● **WRITTEN PROBLEM**:
Count how many lines hold the word "prenez" and give that number as the whole answer.

(Data entries)
· · ·

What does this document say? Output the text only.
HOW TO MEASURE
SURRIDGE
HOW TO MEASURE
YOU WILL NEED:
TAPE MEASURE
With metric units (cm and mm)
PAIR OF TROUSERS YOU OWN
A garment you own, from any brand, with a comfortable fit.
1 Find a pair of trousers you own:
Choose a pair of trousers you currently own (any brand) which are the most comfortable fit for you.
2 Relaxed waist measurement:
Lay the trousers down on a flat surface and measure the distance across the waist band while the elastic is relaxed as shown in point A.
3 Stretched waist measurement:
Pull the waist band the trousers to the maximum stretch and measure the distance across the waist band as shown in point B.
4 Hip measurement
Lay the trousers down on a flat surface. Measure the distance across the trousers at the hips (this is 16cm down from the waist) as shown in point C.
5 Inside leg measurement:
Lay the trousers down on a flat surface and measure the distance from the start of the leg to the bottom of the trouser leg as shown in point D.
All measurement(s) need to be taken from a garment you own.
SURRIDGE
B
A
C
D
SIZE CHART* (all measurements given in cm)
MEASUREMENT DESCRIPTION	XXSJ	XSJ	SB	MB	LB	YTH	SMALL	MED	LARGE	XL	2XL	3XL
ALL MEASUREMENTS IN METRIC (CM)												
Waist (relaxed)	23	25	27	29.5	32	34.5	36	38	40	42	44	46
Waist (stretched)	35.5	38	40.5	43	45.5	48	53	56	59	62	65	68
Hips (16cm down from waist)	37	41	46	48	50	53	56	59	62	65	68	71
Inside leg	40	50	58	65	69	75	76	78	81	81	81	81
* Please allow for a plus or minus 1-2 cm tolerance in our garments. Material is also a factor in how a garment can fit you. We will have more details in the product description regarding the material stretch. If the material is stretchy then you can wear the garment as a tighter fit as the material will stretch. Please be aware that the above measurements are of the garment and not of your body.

· · ·

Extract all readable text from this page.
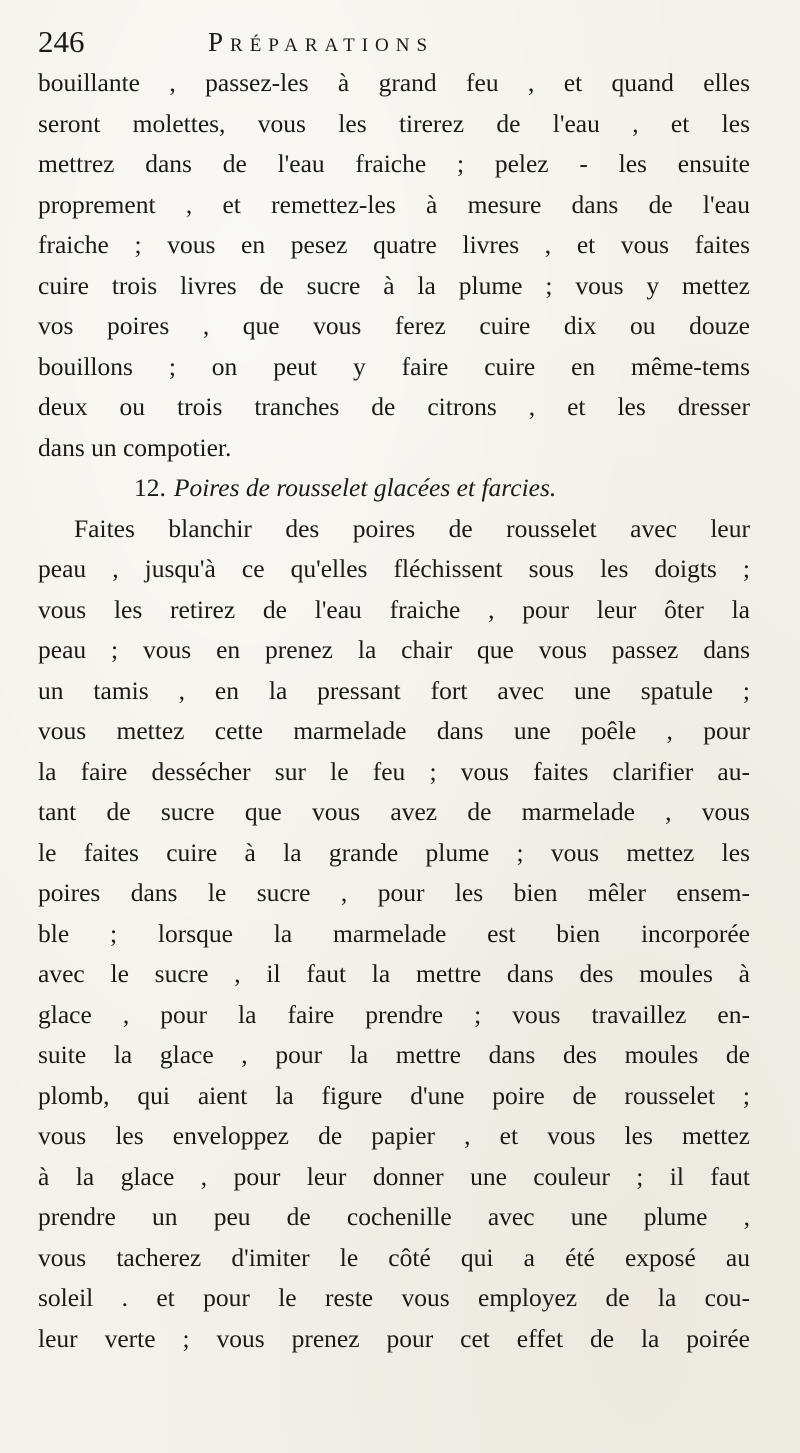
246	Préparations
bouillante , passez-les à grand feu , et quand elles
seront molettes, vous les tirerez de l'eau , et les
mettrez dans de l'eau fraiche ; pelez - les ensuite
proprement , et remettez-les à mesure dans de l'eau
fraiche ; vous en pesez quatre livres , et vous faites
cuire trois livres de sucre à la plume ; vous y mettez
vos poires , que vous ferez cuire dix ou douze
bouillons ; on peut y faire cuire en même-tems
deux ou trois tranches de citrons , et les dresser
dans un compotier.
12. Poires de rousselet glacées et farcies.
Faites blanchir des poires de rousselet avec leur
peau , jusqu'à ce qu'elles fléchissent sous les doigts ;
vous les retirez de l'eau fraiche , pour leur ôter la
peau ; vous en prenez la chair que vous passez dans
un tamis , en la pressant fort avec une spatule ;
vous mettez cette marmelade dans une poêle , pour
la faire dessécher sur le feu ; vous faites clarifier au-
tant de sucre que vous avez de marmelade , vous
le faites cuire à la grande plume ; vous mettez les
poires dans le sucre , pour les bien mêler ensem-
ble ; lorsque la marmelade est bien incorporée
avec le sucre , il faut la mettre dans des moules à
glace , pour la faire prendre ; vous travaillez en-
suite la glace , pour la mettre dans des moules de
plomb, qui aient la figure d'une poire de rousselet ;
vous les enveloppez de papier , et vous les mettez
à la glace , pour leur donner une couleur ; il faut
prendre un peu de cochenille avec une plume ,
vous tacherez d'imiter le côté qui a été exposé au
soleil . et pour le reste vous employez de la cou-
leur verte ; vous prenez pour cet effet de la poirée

· · ·

● **SOLUTION TO THE EXERCISE**:
2